— start —

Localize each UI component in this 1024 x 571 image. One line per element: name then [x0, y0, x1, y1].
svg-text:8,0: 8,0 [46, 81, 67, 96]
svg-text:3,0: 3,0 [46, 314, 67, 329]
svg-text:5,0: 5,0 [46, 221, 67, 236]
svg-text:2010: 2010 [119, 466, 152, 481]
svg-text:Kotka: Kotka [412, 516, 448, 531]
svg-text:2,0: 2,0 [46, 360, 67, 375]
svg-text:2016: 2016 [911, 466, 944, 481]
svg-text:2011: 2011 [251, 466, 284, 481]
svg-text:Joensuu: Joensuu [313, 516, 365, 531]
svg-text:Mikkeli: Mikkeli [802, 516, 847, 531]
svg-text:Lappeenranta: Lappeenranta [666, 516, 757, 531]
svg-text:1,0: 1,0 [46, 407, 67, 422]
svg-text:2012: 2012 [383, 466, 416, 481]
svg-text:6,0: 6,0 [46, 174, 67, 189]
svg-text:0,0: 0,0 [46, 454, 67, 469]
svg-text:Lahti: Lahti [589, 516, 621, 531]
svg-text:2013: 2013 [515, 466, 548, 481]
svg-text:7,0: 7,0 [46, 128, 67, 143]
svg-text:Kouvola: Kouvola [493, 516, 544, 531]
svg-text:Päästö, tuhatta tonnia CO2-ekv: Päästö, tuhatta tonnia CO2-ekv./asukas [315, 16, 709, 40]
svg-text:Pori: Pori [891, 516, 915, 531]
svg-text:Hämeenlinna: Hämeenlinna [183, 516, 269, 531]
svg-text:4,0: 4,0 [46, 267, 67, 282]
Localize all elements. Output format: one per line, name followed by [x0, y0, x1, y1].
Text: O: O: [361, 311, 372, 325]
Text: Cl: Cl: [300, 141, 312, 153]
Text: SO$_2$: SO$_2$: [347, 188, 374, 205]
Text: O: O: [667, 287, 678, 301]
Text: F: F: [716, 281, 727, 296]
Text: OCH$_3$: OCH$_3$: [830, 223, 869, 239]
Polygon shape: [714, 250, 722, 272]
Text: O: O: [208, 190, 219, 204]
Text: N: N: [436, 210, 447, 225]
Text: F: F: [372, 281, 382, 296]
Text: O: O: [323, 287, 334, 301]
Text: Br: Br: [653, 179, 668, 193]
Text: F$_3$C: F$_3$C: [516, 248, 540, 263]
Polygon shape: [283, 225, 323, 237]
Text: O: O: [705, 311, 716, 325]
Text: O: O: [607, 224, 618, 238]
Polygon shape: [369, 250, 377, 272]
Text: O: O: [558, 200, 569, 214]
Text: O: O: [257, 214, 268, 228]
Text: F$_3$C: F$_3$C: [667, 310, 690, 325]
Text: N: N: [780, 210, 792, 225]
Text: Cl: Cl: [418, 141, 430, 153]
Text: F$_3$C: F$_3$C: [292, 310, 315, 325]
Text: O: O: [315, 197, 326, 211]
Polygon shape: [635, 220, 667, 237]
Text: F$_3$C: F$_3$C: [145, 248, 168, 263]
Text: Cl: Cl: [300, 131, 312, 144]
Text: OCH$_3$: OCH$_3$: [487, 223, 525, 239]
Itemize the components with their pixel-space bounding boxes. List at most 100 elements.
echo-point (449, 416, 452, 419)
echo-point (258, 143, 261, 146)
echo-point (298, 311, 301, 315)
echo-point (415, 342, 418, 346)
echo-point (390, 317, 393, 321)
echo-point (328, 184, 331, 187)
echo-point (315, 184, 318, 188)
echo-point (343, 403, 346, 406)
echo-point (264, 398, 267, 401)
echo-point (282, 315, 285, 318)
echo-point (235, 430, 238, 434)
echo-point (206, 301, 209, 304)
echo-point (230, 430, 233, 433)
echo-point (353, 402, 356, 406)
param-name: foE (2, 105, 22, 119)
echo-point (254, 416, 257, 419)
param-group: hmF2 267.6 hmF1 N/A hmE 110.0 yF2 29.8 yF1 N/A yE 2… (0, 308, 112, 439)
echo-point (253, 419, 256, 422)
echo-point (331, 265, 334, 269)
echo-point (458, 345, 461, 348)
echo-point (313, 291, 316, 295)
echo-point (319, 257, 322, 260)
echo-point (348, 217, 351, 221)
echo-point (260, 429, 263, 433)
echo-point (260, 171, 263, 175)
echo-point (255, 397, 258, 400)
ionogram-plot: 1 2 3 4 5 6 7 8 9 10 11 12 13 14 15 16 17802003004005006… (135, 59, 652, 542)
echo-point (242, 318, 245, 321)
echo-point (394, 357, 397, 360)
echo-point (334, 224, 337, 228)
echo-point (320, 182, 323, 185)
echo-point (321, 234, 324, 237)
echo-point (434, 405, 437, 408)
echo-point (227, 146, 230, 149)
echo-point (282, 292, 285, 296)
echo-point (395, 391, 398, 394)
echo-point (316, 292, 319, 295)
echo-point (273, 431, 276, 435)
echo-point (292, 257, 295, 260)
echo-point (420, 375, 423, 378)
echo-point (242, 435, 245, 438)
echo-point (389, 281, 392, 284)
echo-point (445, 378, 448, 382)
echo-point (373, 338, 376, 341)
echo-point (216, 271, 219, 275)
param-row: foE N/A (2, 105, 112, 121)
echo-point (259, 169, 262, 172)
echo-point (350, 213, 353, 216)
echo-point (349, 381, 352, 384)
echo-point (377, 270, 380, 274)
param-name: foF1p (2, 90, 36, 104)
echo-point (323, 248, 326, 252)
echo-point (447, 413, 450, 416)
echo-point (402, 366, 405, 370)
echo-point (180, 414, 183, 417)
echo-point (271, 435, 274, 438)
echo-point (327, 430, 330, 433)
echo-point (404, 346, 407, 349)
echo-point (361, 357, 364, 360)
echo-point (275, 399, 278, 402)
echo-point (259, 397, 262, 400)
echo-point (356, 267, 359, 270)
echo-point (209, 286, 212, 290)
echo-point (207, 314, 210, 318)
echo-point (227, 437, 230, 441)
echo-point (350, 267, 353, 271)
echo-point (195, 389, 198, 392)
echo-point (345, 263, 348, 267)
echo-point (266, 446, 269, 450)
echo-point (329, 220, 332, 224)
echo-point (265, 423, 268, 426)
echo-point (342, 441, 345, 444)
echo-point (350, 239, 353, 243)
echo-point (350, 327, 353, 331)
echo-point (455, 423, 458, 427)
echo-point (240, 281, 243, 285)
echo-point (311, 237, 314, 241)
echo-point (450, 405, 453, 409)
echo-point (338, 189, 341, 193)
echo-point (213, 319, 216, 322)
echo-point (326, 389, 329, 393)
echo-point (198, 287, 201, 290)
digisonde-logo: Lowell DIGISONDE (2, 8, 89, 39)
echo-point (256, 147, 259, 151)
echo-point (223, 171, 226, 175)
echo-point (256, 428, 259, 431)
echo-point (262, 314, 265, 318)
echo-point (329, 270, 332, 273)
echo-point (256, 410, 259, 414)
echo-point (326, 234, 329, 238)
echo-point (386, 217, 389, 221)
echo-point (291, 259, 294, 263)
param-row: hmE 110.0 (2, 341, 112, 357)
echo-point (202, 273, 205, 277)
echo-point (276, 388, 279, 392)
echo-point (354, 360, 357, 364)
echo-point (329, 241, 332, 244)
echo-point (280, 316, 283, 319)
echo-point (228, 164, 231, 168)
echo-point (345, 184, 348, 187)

— end —

WHAT YOU NEED TO DO: Please copy the records word for word, from their first line through the line containing "Text: N: N: [780, 210, 792, 225]", with both of those lines included.

FINISHED EXERCISE:
Localize each UI component in this 1024 x 571 image. One line per element: name then [x0, y0, x1, y1].
svg-text:8,0: 8,0 [46, 81, 67, 96]
svg-text:3,0: 3,0 [46, 314, 67, 329]
svg-text:5,0: 5,0 [46, 221, 67, 236]
svg-text:2010: 2010 [119, 466, 152, 481]
svg-text:Kotka: Kotka [412, 516, 448, 531]
svg-text:2,0: 2,0 [46, 360, 67, 375]
svg-text:2016: 2016 [911, 466, 944, 481]
svg-text:2011: 2011 [251, 466, 284, 481]
svg-text:Joensuu: Joensuu [313, 516, 365, 531]
svg-text:Mikkeli: Mikkeli [802, 516, 847, 531]
svg-text:Lappeenranta: Lappeenranta [666, 516, 757, 531]
svg-text:1,0: 1,0 [46, 407, 67, 422]
svg-text:2012: 2012 [383, 466, 416, 481]
svg-text:6,0: 6,0 [46, 174, 67, 189]
svg-text:0,0: 0,0 [46, 454, 67, 469]
svg-text:Lahti: Lahti [589, 516, 621, 531]
svg-text:2013: 2013 [515, 466, 548, 481]
svg-text:7,0: 7,0 [46, 128, 67, 143]
svg-text:Kouvola: Kouvola [493, 516, 544, 531]
svg-text:Päästö, tuhatta tonnia CO2-ekv: Päästö, tuhatta tonnia CO2-ekv./asukas [315, 16, 709, 40]
svg-text:Pori: Pori [891, 516, 915, 531]
svg-text:Hämeenlinna: Hämeenlinna [183, 516, 269, 531]
svg-text:4,0: 4,0 [46, 267, 67, 282]
Localize all elements. Output format: one per line, name followed by [x0, y0, x1, y1].
Text: O: O: [361, 311, 372, 325]
Text: Cl: Cl: [300, 141, 312, 153]
Text: SO$_2$: SO$_2$: [347, 188, 374, 205]
Text: O: O: [667, 287, 678, 301]
Text: F: F: [716, 281, 727, 296]
Text: OCH$_3$: OCH$_3$: [830, 223, 869, 239]
Polygon shape: [714, 250, 722, 272]
Text: O: O: [208, 190, 219, 204]
Text: N: N: [436, 210, 447, 225]
Text: F: F: [372, 281, 382, 296]
Text: O: O: [323, 287, 334, 301]
Text: Br: Br: [653, 179, 668, 193]
Text: F$_3$C: F$_3$C: [516, 248, 540, 263]
Polygon shape: [283, 225, 323, 237]
Text: O: O: [705, 311, 716, 325]
Text: O: O: [607, 224, 618, 238]
Polygon shape: [369, 250, 377, 272]
Text: O: O: [558, 200, 569, 214]
Text: O: O: [257, 214, 268, 228]
Text: F$_3$C: F$_3$C: [667, 310, 690, 325]
Text: N: N: [780, 210, 792, 225]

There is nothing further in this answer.